Hoy amanezco en el más angustioso de los mutismos. Con una sensación de pánico y tristeza conjugados; con la convicción irremediable de que todo lo que sucede es consecuencia de la voluntad del hombre, en el sentido “schopenhauriano” más fatalista, ese que siempre me han criticado mis colegas historiadores.
Pero, ¿de qué sirve la historia si nadie cree en ella?
No voy a caer en lugares comunes que tan poblada tienen la prensa mundial en este momento. No, esto no es exactamente Alemania en 1930; no, esto no es Venezuela en 1998; no, esta es una circunstancia totalmente distinta, aunque parezca paradójico por lo que he insinuado en las líneas de arriba.
Verán, han pasado 86 años desde el conflicto mundial con la primera cobertura mediática de amplio rango. Desde entonces, cada crisis mundial -en la que obviamente ha participado los Estados Unidos de América- ha sido una especie de reality show, incluso los episodios menos beneficiosos como Vietnam o la Guerra del Golfo.
Han pasado ocho décadas desde que los medios han llenado todos los espacios y se ha enriquecido a costillas del sufrimiento ajeno, y si no me creen vayan a un World Press Photo. Anoche, el público aficionado como aquellos que trabajamos directamente en algún medio de comunicación, estuvimos frente a algún dispositivo siguiendo las noticias en Twitter, Facebook, CNN, ABC, FOX, The Telegraph, Le Monde, The Independent, intentando saber quién ofrecía datos de manera más neutral.
No podía evitar pensar que ya había estado en alguna situación similar. Tardé 6 horas en dar con ella. Sí, el 11 de septiembre del 2001 yo tenía la misma sensación que experimenté anoche frente a las noticias. Y estoy segura de que todos sentimos lo mismo. Habrá que darle las gracias al desarrollo tecnológico y su capacidad para concentrarnos a todos en un solo sentimiento.
¿Hacía dónde vamos?
Estoy segura de que los más correctos me consideran, en palabras de Fito Páez, “abyecta y desalmada”, pero ¿acaso no es el nuevo presidente de los Estados Unidos el símbolo de ruptura paradigmática más desesperanzadora, después del 11 de septiembre? Recordemos que aquél día todos hacían la misma comparación con Auschwitz, y el juicio era igual de poderoso.

|---|

[CONSIGNA 1] Según la columna sobre los medios y el nuevo presidente de los Estados Unidos, ¿cuántos años han pasado desde el conflicto mundial con la primera cobertura mediática de amplio rango?
[CONSIGNA 2] Reproduce el pasaje de la columna sobre los medios y el nuevo presidente de los Estados Unidos que abre con las palabras que contienen "Han pasado ocho" y cierra con "manera más neutral.".
[CONSIGNA 3] Prosigue la columna sobre los medios y el nuevo presidente de los Estados Unidos a partir de su última oración.

|---|

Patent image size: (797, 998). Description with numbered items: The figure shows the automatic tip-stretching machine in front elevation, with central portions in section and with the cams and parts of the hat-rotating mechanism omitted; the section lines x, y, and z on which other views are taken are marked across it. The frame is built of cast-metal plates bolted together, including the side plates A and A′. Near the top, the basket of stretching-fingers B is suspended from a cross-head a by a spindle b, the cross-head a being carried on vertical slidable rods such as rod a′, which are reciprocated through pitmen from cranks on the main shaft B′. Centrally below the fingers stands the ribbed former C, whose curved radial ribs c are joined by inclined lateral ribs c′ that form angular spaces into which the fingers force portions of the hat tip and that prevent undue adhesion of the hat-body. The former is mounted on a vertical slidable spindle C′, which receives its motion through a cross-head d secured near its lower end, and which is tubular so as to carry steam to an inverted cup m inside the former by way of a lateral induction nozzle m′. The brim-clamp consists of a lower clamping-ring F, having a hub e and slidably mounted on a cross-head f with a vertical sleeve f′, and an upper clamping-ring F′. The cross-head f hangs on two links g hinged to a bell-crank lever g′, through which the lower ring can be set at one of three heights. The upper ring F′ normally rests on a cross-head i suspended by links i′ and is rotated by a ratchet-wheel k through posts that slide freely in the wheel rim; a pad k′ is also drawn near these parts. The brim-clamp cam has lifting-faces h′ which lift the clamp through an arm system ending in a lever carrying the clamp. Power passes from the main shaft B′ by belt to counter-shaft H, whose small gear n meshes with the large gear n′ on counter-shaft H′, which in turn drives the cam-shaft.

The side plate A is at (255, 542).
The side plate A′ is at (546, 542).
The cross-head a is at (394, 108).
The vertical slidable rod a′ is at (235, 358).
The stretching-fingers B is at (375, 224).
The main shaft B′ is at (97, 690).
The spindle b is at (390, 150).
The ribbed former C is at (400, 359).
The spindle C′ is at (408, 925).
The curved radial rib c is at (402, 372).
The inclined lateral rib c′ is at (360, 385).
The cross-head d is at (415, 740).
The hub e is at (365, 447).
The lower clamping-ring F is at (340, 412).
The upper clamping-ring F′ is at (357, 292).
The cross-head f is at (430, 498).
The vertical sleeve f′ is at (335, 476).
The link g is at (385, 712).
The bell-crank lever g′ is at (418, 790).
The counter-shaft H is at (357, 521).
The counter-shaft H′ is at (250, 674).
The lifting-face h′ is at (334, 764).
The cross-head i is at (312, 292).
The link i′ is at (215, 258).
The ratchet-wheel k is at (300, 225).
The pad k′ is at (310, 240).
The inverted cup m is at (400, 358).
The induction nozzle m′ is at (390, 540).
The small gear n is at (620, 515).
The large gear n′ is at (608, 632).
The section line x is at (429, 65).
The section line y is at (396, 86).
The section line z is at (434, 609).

|---|

[RESULTADO 1] 86 años.

[RESULTADO 2]
Han pasado ocho décadas desde que los medios han llenado todos los espacios y se ha enriquecido a costillas del sufrimiento ajeno, y si no me creen vayan a un World Press Photo. Anoche, el público aficionado como aquellos que trabajamos directamente en algún medio de comunicación, estuvimos frente a algún dispositivo siguiendo las noticias en Twitter, Facebook, CNN, ABC, FOX, The Telegraph, Le Monde, The Independent, intentando saber quién ofrecía datos de manera más neutral.

[RESULTADO 3]
Pero no, insisto en que hoy la situación es diferente. No sólo porque la administración Obama había prometido un punto de inflexión, sino porque la incredulidad nos ha sobrepasado. La elección de Donald Trump como Presidente de los Estados Unidos es el reflejo más cristalino de la saciedad, del hastío, de la fragilidad mental y espiritual del humano común.
Cuando creíamos que no podíamos ir más lejos, saltamos la talanquera y le dimos dos vueltas. Y hablo en primera persona del plural porque, muy a pesar del señor Presidente, todos formamos parte de la política gringa; todos nos vemos afectados por sus decisiones, todos tenemos a seres queridos viviendo bajo la constitución norteamericana y todos venimos de un país que se ha visto afectado por sus políticas internacionales.
Pero sólo algunos tuvieron la posibilidad de escoger el futuro, y ellos hablaron por todos.
No, el cataclismo mundial no serán las cabezas nucleares ni las alianzas con Rusia (para seguir hablando de paradojas) ni mucho menos el debacle económico masivo que nos llevará a escenarios salidos de Black Mirror. La cruda realidad es una enfermedad silenciosa que tiene años incubando y apenas ahora muestra sus primeras llagas. La sintomatología Trump es el estadio final de un cáncer moral y educativo al que nadie ha escuchado nunca.
Seguramente lo primero que vaya a la hoguera del señor Trump serán los libros de historia. ¿Total? Es tan sólo una ficción más.